* **Set problem**
Select all lines holding the word "资料性附录" from the entries that follow.
(begin)
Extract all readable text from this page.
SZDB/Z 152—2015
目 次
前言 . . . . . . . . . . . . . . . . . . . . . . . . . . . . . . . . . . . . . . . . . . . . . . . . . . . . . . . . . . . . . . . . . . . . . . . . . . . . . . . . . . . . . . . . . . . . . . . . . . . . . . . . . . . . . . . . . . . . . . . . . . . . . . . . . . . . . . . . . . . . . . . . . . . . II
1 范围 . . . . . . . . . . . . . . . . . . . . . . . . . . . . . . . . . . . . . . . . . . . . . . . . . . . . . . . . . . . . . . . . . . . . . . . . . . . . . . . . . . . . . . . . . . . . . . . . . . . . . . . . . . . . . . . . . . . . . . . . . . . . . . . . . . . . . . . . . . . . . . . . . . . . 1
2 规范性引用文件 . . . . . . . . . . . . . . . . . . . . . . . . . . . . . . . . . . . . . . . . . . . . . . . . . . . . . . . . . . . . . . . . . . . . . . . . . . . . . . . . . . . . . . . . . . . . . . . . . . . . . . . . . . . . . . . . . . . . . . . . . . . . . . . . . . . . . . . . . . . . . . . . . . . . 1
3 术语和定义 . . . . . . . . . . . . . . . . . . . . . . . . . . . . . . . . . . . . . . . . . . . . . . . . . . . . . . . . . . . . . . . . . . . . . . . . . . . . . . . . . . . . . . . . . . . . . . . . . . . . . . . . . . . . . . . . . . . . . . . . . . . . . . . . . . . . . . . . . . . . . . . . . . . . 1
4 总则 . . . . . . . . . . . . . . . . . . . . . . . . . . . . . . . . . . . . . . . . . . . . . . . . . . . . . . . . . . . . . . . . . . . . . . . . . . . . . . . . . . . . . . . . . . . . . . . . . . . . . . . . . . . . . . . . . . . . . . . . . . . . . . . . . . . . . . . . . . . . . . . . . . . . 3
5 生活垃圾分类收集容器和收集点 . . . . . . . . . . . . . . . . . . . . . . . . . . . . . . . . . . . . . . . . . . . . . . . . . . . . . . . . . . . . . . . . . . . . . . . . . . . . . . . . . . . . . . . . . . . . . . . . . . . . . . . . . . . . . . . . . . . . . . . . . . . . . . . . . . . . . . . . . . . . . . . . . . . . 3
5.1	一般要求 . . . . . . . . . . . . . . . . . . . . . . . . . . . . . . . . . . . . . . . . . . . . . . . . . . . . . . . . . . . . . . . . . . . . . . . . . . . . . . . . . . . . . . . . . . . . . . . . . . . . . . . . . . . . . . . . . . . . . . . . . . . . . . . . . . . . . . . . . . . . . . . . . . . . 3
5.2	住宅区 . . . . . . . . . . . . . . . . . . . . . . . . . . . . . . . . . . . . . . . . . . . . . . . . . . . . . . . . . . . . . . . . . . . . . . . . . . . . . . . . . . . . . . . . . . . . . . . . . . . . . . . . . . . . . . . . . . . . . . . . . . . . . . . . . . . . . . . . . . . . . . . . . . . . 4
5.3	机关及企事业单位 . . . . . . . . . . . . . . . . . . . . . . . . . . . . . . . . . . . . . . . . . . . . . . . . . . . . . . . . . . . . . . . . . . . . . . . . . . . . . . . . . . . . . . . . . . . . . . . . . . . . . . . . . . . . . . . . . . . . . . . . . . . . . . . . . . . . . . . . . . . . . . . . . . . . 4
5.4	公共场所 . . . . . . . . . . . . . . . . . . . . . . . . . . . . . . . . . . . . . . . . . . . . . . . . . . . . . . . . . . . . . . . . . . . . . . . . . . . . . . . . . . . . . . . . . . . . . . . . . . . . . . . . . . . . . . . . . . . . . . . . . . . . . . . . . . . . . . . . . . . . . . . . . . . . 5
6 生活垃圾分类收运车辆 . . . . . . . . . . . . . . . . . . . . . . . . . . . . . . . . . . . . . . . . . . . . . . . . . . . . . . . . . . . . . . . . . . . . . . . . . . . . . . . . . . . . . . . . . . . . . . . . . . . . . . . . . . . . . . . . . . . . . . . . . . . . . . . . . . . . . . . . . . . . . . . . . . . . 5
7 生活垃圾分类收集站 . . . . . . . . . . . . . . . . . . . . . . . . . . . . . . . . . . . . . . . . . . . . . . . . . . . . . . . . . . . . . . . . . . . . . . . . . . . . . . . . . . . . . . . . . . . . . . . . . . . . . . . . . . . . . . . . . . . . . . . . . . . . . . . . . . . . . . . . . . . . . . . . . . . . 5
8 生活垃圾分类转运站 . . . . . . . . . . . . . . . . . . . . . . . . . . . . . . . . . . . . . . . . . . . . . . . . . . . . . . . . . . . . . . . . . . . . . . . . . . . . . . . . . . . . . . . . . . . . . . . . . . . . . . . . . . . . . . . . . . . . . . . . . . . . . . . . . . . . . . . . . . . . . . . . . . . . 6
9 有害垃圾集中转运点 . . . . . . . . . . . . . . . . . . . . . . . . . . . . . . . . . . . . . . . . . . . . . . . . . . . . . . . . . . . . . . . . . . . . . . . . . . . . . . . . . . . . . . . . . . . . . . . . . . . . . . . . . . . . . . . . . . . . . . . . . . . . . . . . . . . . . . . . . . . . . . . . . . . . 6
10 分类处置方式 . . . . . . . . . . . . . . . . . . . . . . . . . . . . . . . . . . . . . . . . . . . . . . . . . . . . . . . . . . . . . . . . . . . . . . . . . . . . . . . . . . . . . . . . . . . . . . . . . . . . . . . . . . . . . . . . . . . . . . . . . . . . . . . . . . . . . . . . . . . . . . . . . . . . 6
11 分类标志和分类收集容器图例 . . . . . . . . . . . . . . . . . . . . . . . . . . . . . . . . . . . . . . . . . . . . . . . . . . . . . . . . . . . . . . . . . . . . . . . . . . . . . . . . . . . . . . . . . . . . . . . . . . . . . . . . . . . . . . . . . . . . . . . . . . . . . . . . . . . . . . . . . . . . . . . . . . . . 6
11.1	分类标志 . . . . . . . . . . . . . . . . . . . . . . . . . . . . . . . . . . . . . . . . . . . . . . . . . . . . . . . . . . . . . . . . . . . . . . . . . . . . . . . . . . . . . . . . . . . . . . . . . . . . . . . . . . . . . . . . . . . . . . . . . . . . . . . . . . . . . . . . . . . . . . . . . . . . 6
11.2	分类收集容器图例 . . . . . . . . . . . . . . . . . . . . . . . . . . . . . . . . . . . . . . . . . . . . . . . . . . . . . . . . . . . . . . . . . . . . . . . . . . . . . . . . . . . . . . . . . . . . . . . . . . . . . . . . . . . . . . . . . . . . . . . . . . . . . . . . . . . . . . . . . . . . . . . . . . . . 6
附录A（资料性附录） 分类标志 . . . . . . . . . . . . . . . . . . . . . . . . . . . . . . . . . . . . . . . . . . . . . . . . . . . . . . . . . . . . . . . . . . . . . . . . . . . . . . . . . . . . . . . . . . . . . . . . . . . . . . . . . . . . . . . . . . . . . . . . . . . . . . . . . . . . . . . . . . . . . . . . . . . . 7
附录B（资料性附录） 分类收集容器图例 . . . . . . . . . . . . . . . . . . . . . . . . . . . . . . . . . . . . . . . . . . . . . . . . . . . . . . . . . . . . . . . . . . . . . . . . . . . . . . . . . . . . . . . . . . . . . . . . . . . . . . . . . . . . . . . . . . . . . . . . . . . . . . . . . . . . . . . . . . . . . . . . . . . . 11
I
(end)
* **Task result**
附录A（资料性附录） 分类标志 . . . . . . . . . . . . . . . . . . . . . . . . . . . . . . . . . . . . . . . . . . . . . . . . . . . . . . . . . . . . . . . . . . . . . . . . . . . . . . . . . . . . . . . . . . . . . . . . . . . . . . . . . . . . . . . . . . . . . . . . . . . . . . . . . . . . . . . . . . . . . . . . . . . . 7
附录B（资料性附录） 分类收集容器图例 . . . . . . . . . . . . . . . . . . . . . . . . . . . . . . . . . . . . . . . . . . . . . . . . . . . . . . . . . . . . . . . . . . . . . . . . . . . . . . . . . . . . . . . . . . . . . . . . . . . . . . . . . . . . . . . . . . . . . . . . . . . . . . . . . . . . . . . . . . . . . . . . . . . . 11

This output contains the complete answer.